## begin

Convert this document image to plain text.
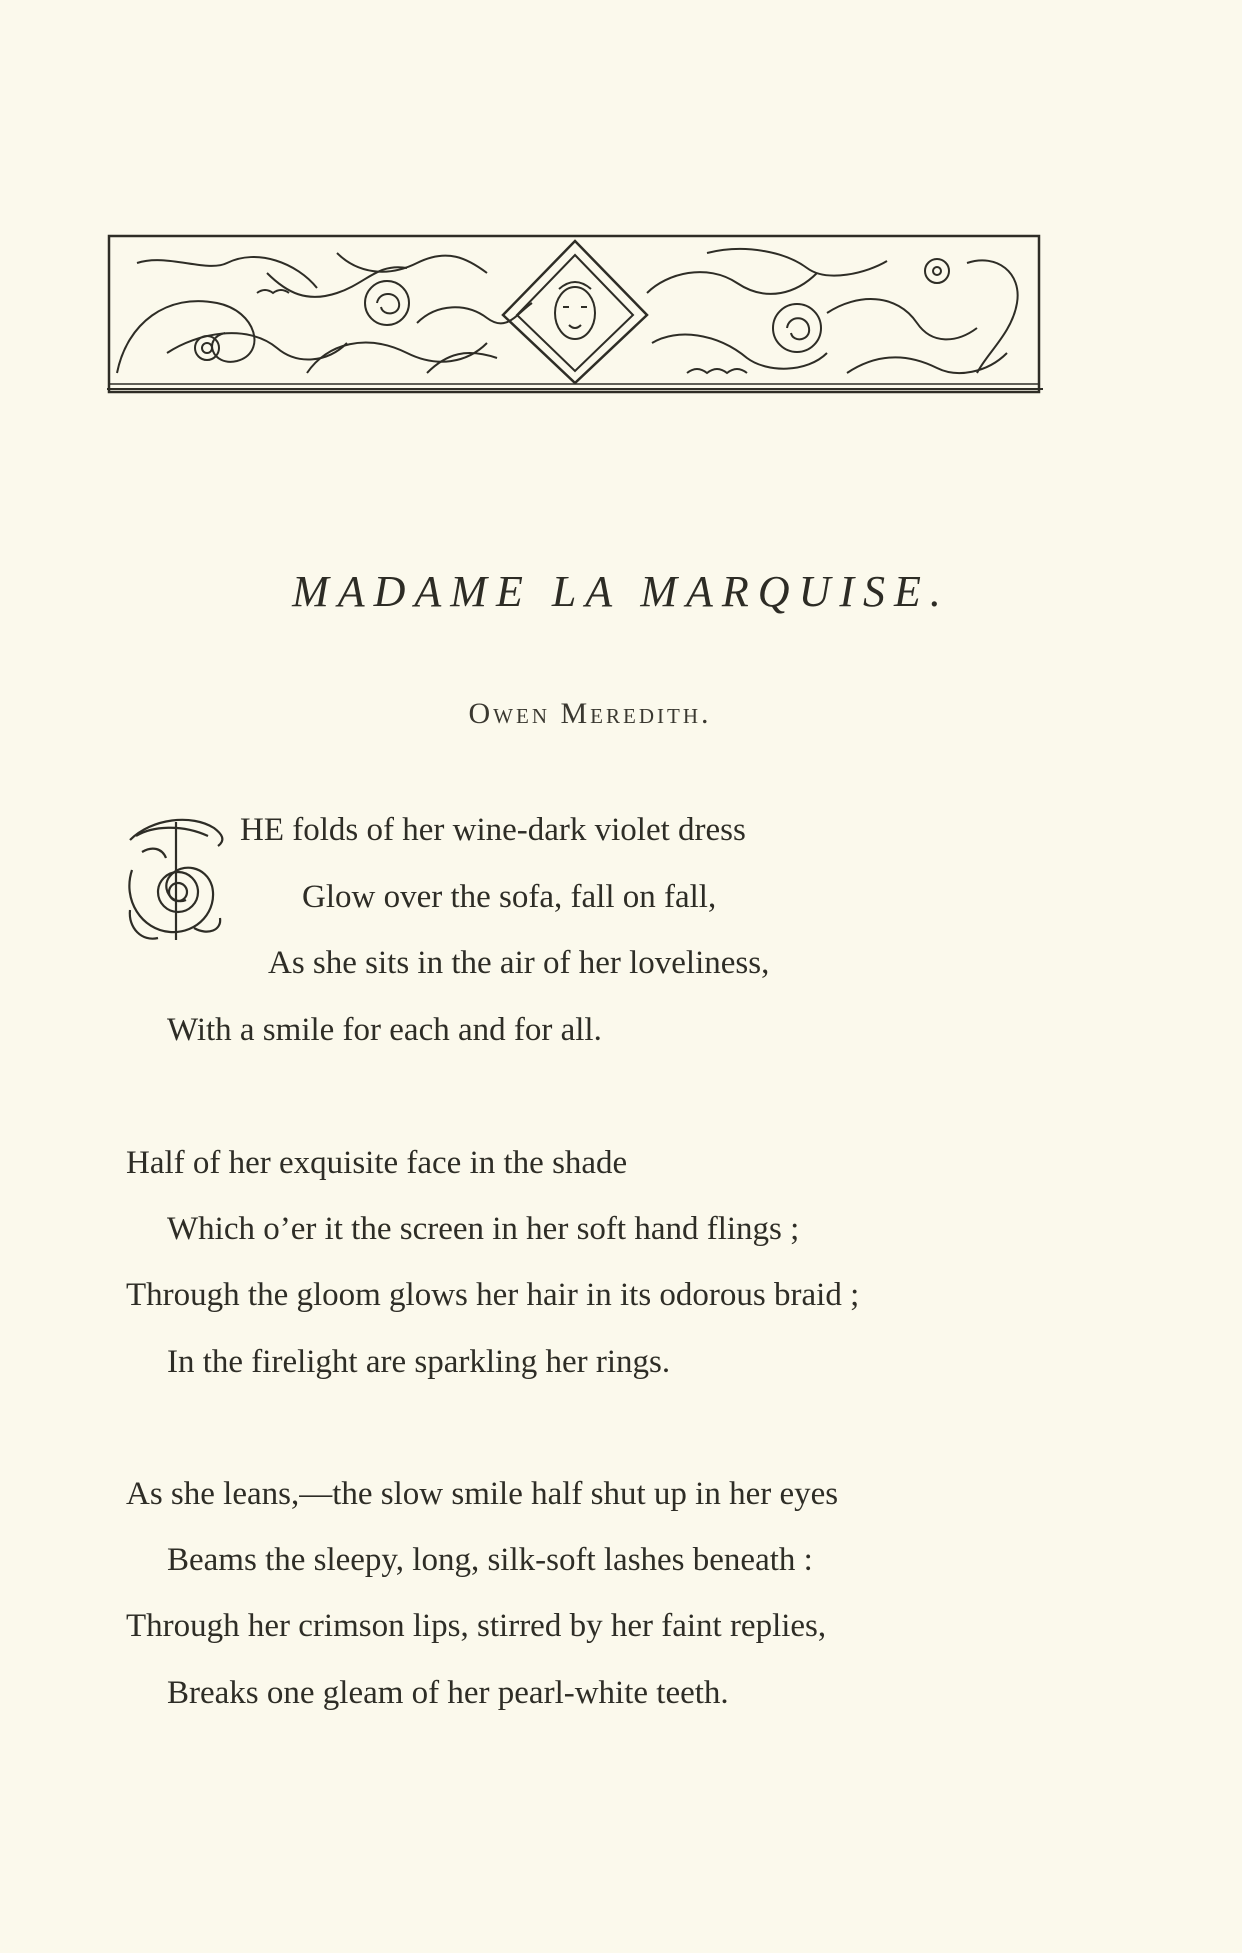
MADAME LA MARQUISE.
Owen Meredith.
T
HE folds of her wine-dark violet dress
Glow over the sofa, fall on fall,
As she sits in the air of her loveliness,
With a smile for each and for all.
Half of her exquisite face in the shade
Which o’er it the screen in her soft hand flings ;
Through the gloom glows her hair in its odorous braid ;
In the firelight are sparkling her rings.
As she leans,—the slow smile half shut up in her eyes
Beams the sleepy, long, silk-soft lashes beneath :
Through her crimson lips, stirred by her faint replies,
Breaks one gleam of her pearl-white teeth.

## end

To do =>
State the count of lines above containing the string "soft", and add nothing to it.

Solution to this problem =>
2